Starting with the first line of the records and going on through the line with "app-icon: ⌂ xyxy=(11,11,25,25)", rename "cell-hora" to "cell-time" everywhere it appears. Give back only those lines, with everything else left as it stands.

— start of Source material —

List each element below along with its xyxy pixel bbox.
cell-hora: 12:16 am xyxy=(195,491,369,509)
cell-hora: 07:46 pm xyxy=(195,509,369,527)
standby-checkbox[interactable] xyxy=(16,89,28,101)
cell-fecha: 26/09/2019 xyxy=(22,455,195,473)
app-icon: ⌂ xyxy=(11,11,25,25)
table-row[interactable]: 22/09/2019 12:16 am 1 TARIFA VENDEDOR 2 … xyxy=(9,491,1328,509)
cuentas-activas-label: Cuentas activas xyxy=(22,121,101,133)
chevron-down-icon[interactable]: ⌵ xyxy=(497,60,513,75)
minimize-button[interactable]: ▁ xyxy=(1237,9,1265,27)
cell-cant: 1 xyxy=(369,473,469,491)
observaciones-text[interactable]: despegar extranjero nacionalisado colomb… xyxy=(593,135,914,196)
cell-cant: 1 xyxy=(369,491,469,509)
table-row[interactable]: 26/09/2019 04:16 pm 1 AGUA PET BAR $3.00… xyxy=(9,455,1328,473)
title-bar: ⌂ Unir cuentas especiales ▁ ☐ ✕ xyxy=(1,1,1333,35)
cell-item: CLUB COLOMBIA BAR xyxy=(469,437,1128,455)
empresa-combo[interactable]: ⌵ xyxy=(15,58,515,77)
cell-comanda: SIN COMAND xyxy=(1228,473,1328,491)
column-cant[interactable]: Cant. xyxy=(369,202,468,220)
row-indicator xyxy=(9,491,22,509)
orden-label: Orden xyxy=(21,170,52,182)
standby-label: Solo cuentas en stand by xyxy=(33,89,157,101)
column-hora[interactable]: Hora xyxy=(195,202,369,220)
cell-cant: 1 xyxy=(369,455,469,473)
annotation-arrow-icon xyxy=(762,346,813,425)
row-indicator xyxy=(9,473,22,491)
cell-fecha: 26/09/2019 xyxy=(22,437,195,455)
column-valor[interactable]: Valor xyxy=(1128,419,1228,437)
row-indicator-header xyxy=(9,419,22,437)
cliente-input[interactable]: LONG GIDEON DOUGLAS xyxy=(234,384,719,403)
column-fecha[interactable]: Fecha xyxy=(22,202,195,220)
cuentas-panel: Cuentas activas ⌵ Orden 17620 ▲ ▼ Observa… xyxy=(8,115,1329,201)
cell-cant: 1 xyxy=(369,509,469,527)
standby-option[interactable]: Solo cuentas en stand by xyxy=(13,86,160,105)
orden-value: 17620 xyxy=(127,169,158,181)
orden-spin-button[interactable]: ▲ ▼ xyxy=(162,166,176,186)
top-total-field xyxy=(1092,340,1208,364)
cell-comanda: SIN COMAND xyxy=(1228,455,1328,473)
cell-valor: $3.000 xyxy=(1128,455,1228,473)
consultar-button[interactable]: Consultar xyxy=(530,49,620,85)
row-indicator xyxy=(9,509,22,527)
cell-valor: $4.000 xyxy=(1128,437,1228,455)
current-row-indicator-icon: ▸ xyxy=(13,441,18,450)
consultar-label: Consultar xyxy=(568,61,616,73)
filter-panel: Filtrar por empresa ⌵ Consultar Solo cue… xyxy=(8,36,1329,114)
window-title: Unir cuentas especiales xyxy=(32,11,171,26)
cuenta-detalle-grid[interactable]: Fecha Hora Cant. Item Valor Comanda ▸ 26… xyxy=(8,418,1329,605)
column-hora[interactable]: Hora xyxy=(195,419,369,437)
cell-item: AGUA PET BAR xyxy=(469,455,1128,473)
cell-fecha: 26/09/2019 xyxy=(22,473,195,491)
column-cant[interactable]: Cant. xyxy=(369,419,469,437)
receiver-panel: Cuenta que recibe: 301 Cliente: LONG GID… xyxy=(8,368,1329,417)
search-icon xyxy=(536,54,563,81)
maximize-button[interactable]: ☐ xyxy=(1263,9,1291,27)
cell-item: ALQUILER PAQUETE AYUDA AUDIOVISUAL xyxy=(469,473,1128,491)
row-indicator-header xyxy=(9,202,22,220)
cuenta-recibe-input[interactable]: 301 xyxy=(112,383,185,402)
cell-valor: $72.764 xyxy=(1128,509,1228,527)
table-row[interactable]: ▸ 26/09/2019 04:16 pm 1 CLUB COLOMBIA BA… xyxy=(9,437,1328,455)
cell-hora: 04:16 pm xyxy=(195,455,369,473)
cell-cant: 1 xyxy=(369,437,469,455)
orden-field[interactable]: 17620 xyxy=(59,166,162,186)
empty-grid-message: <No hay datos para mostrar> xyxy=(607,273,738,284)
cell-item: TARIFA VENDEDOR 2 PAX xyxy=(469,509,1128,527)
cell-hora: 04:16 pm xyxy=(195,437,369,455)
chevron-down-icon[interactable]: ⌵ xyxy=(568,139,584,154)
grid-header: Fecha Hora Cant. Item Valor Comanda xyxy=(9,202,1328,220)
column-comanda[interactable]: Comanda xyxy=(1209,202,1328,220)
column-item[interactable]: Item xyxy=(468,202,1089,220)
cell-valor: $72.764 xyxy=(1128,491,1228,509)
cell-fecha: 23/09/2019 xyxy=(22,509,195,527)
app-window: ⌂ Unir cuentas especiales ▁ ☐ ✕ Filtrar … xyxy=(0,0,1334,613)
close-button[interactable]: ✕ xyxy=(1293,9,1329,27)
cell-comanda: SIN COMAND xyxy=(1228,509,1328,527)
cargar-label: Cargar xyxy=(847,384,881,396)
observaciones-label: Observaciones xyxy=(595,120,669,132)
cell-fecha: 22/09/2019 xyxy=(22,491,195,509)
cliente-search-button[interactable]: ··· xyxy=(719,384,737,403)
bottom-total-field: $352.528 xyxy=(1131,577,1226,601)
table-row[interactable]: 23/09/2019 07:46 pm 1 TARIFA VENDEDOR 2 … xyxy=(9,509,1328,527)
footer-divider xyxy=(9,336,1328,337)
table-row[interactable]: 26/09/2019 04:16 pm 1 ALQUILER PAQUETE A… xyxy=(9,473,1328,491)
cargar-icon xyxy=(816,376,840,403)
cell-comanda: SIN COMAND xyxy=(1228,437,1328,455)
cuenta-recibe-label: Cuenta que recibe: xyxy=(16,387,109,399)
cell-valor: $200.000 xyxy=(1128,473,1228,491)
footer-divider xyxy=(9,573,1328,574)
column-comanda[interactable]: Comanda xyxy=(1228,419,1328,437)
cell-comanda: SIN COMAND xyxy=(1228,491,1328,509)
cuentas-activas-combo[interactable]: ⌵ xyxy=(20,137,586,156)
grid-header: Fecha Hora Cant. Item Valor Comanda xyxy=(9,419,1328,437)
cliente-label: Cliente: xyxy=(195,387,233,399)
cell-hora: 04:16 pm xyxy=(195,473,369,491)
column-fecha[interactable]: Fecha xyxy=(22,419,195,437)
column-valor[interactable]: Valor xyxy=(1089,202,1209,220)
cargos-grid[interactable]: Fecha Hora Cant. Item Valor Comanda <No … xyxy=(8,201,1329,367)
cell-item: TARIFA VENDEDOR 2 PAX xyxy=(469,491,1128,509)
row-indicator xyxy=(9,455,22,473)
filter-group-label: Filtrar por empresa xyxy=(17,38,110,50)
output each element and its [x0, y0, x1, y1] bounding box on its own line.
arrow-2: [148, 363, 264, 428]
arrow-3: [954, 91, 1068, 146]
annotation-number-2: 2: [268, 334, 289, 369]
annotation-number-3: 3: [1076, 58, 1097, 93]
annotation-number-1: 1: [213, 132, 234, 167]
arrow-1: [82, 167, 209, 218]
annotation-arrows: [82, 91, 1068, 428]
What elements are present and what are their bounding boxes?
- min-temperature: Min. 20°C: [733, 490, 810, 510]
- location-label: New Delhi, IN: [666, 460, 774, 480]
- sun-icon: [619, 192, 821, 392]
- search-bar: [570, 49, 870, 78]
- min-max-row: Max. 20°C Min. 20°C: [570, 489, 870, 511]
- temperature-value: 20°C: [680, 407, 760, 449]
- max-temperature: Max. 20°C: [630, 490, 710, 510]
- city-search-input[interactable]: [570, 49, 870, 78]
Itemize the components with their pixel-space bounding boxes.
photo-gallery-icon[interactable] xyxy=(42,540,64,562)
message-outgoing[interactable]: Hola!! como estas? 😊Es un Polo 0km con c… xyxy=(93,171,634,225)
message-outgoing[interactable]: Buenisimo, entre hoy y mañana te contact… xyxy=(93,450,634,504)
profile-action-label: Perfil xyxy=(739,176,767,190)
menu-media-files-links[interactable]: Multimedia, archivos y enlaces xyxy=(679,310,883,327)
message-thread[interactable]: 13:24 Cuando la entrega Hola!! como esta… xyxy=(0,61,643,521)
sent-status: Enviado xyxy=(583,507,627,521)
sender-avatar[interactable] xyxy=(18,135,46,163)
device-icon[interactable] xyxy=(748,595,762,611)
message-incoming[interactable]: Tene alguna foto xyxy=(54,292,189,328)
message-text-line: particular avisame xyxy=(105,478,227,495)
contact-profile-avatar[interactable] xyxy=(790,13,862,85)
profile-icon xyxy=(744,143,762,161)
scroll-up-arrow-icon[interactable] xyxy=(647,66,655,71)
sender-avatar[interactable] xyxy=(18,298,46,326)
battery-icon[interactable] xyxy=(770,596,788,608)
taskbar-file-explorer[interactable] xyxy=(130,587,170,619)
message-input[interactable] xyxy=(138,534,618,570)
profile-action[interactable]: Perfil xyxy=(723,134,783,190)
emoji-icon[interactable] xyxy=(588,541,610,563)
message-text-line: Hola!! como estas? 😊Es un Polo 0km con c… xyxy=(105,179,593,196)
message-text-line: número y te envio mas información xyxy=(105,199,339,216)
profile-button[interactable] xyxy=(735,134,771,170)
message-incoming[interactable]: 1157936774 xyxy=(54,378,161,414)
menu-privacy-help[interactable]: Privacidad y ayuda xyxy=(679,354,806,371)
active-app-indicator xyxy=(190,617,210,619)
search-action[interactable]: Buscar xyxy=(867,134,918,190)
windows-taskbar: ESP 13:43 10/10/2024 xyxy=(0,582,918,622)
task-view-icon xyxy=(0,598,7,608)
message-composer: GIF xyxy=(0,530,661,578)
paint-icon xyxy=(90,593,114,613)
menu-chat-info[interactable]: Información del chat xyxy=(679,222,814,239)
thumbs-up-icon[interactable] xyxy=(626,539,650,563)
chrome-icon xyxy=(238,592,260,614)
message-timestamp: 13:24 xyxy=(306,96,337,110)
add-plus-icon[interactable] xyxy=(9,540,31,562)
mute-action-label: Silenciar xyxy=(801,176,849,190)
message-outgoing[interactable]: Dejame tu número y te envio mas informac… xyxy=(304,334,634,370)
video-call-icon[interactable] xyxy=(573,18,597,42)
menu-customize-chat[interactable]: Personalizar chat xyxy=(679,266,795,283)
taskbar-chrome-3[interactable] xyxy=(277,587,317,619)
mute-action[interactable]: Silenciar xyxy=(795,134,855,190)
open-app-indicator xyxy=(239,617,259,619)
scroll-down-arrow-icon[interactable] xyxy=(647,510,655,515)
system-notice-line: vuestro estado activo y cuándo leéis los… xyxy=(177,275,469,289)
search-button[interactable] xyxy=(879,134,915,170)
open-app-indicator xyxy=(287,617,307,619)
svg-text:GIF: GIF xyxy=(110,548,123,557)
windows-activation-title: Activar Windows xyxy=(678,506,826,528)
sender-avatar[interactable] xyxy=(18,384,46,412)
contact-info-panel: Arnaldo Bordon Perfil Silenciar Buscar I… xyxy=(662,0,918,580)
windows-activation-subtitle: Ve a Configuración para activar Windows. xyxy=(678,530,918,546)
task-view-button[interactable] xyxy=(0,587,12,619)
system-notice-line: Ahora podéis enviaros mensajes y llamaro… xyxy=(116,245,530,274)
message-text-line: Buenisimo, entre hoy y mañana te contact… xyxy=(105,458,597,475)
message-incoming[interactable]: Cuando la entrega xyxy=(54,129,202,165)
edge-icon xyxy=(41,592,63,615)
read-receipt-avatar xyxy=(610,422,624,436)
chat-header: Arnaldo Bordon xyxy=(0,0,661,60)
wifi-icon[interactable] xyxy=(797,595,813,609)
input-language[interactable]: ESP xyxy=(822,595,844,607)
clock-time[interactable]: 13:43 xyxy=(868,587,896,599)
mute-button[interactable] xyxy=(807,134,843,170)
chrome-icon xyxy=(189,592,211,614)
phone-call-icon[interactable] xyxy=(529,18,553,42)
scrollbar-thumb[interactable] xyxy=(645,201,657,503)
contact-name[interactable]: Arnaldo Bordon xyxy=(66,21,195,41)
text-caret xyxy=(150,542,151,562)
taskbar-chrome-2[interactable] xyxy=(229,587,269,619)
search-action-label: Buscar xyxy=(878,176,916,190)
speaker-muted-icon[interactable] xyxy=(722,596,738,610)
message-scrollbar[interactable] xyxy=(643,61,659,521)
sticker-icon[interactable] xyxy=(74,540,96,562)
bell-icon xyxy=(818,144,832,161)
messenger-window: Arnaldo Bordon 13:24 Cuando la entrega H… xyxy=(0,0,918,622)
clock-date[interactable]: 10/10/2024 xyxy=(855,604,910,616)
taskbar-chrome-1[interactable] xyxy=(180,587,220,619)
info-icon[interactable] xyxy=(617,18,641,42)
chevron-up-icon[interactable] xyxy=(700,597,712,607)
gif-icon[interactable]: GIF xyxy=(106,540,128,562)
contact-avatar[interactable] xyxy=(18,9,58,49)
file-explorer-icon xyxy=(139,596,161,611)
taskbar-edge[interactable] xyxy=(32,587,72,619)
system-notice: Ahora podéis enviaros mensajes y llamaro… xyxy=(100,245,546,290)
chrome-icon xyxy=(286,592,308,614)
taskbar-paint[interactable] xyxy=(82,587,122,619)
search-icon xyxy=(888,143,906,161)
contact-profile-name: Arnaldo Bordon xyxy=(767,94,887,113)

— end of Source material —

### Result
List each element below along with its xyxy pixel bbox.
cell-time: 12:16 am xyxy=(195,491,369,509)
cell-time: 07:46 pm xyxy=(195,509,369,527)
standby-checkbox[interactable] xyxy=(16,89,28,101)
cell-fecha: 26/09/2019 xyxy=(22,455,195,473)
app-icon: ⌂ xyxy=(11,11,25,25)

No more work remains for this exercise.